**Written request:** Copy out the lines from the very first one through the line that contains "y-axis-label: PRESSÃO ESTÁTICA", switching "series-curve" to "series-line" and leaving everything else unchanged.

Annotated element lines
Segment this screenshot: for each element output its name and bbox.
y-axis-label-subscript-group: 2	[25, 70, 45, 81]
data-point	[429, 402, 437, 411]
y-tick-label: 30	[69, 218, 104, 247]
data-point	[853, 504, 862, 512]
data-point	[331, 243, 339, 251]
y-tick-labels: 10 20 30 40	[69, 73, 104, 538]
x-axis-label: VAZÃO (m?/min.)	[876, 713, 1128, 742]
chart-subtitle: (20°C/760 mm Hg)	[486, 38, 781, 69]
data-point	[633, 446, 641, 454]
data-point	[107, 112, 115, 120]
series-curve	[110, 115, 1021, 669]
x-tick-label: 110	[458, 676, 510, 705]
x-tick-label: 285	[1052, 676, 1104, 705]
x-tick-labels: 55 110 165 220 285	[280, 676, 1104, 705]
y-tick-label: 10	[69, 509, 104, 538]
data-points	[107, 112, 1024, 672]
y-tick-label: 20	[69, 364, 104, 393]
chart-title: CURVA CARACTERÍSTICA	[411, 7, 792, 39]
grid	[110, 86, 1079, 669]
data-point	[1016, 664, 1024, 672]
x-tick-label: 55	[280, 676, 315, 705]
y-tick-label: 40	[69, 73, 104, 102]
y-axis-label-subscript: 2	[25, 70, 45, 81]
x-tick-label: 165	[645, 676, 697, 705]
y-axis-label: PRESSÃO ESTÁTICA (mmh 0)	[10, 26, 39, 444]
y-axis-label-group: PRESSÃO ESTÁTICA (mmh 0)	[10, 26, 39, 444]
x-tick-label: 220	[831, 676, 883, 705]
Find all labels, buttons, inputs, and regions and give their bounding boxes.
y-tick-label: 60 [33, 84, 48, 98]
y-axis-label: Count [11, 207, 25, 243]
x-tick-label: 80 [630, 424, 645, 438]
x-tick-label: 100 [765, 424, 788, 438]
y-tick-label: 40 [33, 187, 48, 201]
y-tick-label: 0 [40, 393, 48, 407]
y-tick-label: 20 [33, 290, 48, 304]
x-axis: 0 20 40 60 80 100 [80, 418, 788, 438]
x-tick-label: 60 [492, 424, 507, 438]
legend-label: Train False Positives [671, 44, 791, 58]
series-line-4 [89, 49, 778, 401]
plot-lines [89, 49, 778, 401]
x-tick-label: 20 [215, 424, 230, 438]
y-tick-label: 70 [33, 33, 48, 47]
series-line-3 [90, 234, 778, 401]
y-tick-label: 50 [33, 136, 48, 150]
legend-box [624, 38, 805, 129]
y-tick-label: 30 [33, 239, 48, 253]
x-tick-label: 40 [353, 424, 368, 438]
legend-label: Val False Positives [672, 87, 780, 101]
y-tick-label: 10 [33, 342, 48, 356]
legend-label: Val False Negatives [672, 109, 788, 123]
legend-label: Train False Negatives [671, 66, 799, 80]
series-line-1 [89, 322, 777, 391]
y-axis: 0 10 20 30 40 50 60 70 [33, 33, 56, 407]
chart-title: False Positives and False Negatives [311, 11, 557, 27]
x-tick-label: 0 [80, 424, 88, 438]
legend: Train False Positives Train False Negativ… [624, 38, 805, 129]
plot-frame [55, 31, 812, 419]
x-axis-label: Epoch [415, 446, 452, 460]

**Output for this task:**
Segment this screenshot: for each element output its name and bbox.
y-axis-label-subscript-group: 2	[25, 70, 45, 81]
data-point	[429, 402, 437, 411]
y-tick-label: 30	[69, 218, 104, 247]
data-point	[853, 504, 862, 512]
data-point	[331, 243, 339, 251]
y-tick-labels: 10 20 30 40	[69, 73, 104, 538]
x-axis-label: VAZÃO (m?/min.)	[876, 713, 1128, 742]
chart-subtitle: (20°C/760 mm Hg)	[486, 38, 781, 69]
data-point	[633, 446, 641, 454]
data-point	[107, 112, 115, 120]
series-line	[110, 115, 1021, 669]
x-tick-label: 110	[458, 676, 510, 705]
x-tick-label: 285	[1052, 676, 1104, 705]
x-tick-labels: 55 110 165 220 285	[280, 676, 1104, 705]
y-tick-label: 10	[69, 509, 104, 538]
data-points	[107, 112, 1024, 672]
y-tick-label: 20	[69, 364, 104, 393]
chart-title: CURVA CARACTERÍSTICA	[411, 7, 792, 39]
grid	[110, 86, 1079, 669]
data-point	[1016, 664, 1024, 672]
x-tick-label: 55	[280, 676, 315, 705]
y-tick-label: 40	[69, 73, 104, 102]
y-axis-label-subscript: 2	[25, 70, 45, 81]
x-tick-label: 165	[645, 676, 697, 705]
y-axis-label: PRESSÃO ESTÁTICA (mmh 0)	[10, 26, 39, 444]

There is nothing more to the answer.